* [WHAT IS EXPECTED]: Could the lines from the one with "Parse this chart and return its data as JSON." through the end of the listing be restated exactly, with nothing else included?

***

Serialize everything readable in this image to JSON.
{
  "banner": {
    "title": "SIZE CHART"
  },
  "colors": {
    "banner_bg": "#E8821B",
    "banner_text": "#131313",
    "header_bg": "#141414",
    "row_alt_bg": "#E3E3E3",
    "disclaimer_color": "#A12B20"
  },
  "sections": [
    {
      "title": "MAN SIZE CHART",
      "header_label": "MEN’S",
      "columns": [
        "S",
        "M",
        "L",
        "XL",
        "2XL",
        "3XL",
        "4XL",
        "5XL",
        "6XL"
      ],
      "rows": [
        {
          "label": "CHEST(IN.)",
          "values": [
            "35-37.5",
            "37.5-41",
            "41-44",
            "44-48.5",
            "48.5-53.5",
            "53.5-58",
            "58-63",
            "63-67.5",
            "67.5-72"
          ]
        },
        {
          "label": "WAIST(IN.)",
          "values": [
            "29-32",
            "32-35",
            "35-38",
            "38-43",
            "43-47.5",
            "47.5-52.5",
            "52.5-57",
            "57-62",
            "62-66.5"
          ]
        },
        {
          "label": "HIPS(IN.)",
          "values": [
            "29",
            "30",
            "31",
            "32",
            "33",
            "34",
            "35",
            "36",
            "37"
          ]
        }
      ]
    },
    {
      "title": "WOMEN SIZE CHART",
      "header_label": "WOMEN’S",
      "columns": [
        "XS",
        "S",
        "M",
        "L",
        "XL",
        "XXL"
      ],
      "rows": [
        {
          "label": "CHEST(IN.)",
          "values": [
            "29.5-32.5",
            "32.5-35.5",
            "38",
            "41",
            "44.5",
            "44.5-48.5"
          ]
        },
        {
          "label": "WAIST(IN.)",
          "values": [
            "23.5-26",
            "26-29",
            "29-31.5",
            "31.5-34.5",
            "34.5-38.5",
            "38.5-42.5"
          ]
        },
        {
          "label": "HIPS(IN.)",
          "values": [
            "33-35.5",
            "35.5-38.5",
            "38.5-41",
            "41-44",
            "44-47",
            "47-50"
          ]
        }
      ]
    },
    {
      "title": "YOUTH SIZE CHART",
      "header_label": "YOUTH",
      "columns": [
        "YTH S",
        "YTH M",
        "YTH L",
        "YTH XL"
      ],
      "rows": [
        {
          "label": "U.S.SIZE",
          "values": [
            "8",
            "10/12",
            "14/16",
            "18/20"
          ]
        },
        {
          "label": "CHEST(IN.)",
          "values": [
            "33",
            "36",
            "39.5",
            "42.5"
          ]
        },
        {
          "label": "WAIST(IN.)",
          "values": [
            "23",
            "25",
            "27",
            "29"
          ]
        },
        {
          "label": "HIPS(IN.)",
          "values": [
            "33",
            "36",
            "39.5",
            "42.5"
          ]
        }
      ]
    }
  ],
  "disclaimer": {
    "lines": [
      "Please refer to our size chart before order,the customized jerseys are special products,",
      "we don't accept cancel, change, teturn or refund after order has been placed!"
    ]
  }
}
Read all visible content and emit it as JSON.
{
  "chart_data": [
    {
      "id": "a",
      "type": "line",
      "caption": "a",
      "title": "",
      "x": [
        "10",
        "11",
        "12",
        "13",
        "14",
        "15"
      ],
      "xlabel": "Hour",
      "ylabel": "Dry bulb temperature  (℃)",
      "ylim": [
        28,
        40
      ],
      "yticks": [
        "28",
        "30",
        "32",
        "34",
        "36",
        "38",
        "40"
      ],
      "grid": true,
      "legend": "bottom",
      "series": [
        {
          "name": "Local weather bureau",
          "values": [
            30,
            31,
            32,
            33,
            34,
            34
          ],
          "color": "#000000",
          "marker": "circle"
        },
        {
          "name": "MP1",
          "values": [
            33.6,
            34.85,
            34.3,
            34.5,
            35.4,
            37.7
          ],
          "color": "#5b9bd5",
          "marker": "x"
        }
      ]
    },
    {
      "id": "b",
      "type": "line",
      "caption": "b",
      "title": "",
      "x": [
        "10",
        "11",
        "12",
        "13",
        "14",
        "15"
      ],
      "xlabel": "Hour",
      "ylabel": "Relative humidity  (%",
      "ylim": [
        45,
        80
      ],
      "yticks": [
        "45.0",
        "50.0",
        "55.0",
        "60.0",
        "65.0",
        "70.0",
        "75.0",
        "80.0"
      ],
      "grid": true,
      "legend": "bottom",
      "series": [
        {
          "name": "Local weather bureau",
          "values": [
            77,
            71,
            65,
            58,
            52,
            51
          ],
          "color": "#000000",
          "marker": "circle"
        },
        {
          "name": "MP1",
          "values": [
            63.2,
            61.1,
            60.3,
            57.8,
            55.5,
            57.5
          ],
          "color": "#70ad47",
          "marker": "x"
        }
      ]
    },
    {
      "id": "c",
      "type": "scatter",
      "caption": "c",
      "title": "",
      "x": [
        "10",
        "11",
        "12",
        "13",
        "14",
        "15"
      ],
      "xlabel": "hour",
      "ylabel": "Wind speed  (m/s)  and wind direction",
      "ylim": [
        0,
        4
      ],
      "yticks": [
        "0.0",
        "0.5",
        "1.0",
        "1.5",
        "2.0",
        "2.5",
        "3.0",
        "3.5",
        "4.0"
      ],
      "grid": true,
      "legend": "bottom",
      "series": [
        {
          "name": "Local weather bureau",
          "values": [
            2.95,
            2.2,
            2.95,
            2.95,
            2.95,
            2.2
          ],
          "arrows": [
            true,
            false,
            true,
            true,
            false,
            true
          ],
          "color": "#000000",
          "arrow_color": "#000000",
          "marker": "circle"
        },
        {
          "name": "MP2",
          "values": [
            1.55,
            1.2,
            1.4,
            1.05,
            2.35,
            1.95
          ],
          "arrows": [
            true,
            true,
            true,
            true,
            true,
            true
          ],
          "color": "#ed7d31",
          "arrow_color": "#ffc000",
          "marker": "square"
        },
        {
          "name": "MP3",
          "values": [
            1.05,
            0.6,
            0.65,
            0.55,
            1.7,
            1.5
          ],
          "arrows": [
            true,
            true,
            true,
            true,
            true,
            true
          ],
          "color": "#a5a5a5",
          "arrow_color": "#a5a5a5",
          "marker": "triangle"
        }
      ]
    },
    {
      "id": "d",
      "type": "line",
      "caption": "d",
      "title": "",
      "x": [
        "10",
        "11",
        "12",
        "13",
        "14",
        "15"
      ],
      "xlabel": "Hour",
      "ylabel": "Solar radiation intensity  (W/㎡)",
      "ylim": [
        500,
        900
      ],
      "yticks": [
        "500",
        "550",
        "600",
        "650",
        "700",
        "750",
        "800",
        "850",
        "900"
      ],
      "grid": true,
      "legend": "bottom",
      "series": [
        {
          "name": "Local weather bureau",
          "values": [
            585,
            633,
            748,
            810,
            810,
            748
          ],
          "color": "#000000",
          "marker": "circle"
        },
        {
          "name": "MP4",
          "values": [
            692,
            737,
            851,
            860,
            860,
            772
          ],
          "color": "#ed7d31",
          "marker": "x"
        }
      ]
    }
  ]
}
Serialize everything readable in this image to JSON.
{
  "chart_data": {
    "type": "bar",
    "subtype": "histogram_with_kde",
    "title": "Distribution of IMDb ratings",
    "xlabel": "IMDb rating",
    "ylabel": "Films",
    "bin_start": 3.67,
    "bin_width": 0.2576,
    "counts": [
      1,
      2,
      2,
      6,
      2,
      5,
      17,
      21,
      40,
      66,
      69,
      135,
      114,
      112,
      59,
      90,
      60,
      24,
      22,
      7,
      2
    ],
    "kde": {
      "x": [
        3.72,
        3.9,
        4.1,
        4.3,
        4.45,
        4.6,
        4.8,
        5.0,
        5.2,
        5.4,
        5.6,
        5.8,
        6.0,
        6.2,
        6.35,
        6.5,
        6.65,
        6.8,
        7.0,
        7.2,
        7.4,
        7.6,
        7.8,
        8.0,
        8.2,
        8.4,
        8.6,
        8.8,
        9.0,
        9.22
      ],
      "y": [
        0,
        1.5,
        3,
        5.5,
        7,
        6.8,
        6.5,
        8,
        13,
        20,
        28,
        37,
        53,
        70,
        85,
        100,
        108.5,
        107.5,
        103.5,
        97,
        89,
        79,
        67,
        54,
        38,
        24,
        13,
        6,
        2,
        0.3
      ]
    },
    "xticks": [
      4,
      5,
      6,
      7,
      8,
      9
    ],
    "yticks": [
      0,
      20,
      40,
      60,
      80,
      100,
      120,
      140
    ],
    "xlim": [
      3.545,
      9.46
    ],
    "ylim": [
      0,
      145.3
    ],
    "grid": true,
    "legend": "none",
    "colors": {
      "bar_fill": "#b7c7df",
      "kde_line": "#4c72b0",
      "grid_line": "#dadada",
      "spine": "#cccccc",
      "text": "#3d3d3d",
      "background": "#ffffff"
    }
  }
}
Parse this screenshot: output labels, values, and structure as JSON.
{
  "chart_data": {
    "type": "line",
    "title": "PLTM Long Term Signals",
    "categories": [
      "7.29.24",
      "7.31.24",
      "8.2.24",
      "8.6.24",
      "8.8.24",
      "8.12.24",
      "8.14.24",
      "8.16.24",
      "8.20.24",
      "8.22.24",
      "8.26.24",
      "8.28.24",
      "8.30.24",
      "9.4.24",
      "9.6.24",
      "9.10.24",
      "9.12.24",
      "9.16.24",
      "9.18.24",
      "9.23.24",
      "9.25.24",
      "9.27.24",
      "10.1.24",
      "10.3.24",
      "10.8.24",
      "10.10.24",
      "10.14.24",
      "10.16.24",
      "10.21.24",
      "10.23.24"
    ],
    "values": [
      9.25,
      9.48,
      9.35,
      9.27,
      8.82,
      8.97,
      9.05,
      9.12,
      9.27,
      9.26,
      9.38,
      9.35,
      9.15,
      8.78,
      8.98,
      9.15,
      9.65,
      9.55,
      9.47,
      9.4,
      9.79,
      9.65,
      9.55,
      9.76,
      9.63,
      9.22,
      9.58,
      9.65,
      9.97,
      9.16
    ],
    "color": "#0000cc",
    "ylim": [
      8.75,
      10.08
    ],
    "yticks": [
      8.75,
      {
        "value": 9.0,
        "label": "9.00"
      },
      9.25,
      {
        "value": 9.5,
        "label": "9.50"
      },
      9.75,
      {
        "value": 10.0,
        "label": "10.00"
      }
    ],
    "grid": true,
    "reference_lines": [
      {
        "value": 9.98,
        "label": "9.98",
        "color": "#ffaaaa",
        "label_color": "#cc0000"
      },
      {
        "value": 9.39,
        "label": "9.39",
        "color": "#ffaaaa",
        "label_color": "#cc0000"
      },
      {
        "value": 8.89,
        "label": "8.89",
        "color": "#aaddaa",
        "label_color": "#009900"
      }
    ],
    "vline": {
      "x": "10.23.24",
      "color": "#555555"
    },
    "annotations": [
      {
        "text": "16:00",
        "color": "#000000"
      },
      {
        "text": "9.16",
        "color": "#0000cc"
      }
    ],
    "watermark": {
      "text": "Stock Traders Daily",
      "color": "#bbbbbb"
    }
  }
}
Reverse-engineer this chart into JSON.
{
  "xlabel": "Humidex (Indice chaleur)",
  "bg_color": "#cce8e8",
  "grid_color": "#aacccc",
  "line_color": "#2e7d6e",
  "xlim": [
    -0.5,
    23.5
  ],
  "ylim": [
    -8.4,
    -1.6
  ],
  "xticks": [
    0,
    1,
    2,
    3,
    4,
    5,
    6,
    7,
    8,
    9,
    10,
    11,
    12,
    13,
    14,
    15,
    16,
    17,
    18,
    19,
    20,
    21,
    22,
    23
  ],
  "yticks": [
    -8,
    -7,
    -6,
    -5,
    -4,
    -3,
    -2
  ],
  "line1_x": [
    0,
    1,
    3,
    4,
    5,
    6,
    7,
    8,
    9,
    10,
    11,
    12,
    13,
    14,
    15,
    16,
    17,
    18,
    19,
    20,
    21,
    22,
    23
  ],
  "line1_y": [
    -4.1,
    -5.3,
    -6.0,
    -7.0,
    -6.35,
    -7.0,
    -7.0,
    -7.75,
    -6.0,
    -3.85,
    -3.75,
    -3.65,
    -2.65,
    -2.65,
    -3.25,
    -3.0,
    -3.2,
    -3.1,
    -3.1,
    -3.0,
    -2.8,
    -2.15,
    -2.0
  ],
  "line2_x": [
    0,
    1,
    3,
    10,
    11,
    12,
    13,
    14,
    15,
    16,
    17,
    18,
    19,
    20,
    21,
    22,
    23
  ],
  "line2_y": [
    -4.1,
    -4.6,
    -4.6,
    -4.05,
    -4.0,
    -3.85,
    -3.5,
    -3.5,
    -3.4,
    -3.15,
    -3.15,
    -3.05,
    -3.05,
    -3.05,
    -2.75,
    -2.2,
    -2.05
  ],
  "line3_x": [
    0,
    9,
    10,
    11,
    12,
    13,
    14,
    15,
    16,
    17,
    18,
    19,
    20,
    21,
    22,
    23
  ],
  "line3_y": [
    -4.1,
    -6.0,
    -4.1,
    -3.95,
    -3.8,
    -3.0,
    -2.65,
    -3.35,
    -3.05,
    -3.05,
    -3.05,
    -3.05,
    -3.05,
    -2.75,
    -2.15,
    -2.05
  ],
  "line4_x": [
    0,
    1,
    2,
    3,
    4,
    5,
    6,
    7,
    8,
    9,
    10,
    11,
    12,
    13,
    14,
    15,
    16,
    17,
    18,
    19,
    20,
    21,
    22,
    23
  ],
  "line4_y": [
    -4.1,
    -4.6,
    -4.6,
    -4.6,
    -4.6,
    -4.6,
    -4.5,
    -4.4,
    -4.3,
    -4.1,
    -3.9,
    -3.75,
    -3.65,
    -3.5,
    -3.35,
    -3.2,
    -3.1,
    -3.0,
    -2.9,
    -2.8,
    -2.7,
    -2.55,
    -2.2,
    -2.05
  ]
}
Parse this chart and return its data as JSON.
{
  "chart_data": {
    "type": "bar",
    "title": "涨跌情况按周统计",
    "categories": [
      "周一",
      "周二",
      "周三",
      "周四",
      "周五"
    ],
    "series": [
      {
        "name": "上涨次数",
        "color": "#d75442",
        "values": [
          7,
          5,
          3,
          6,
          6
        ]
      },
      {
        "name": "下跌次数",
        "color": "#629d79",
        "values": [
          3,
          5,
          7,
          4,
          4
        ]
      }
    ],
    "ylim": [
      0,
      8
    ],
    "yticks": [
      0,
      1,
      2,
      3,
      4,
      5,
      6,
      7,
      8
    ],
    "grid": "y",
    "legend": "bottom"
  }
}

***

* [ANSWER FOR THIS EXERCISE]:
Parse this chart and return its data as JSON.
{
  "chart_data": {
    "type": "bar",
    "title": "涨跌情况按周统计",
    "categories": [
      "周一",
      "周二",
      "周三",
      "周四",
      "周五"
    ],
    "series": [
      {
        "name": "上涨次数",
        "color": "#d75442",
        "values": [
          7,
          5,
          3,
          6,
          6
        ]
      },
      {
        "name": "下跌次数",
        "color": "#629d79",
        "values": [
          3,
          5,
          7,
          4,
          4
        ]
      }
    ],
    "ylim": [
      0,
      8
    ],
    "yticks": [
      0,
      1,
      2,
      3,
      4,
      5,
      6,
      7,
      8
    ],
    "grid": "y",
    "legend": "bottom"
  }
}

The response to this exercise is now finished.